### Work instruction
Across the listing, the lines that include "text" must be tallied and reported as a bare number.

### Input records
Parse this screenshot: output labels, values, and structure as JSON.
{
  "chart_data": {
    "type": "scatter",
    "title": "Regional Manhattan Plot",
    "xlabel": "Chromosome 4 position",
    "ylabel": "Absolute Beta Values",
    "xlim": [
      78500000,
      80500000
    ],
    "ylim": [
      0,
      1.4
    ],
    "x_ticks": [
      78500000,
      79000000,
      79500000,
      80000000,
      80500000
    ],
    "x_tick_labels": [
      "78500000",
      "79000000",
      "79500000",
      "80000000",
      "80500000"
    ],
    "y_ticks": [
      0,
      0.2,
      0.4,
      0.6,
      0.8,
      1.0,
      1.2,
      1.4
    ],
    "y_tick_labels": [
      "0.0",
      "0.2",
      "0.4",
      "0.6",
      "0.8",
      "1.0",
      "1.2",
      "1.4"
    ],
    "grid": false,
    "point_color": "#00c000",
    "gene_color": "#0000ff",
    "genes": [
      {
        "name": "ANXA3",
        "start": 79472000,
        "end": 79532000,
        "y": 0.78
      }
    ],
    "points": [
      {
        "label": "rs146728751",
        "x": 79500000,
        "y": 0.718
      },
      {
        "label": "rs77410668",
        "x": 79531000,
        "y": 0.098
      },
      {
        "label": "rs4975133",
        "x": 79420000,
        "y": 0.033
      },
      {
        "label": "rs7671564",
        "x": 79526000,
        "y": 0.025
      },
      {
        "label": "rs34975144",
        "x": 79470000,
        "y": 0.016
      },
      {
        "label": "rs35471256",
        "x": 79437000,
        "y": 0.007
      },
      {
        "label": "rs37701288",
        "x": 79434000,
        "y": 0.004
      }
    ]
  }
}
==
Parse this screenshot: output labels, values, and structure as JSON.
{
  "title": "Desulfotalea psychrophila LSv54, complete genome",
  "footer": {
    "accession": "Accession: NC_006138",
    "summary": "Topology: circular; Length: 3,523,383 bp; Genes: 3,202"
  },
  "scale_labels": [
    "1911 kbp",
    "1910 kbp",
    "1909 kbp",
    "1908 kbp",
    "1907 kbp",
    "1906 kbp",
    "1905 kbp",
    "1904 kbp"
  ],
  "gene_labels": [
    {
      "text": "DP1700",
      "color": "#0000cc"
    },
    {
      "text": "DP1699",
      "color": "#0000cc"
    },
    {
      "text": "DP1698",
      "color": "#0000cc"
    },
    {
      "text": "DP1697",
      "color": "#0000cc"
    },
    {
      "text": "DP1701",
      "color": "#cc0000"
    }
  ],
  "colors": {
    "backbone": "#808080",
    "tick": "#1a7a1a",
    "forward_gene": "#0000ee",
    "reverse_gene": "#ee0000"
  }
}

### Reply to the task
5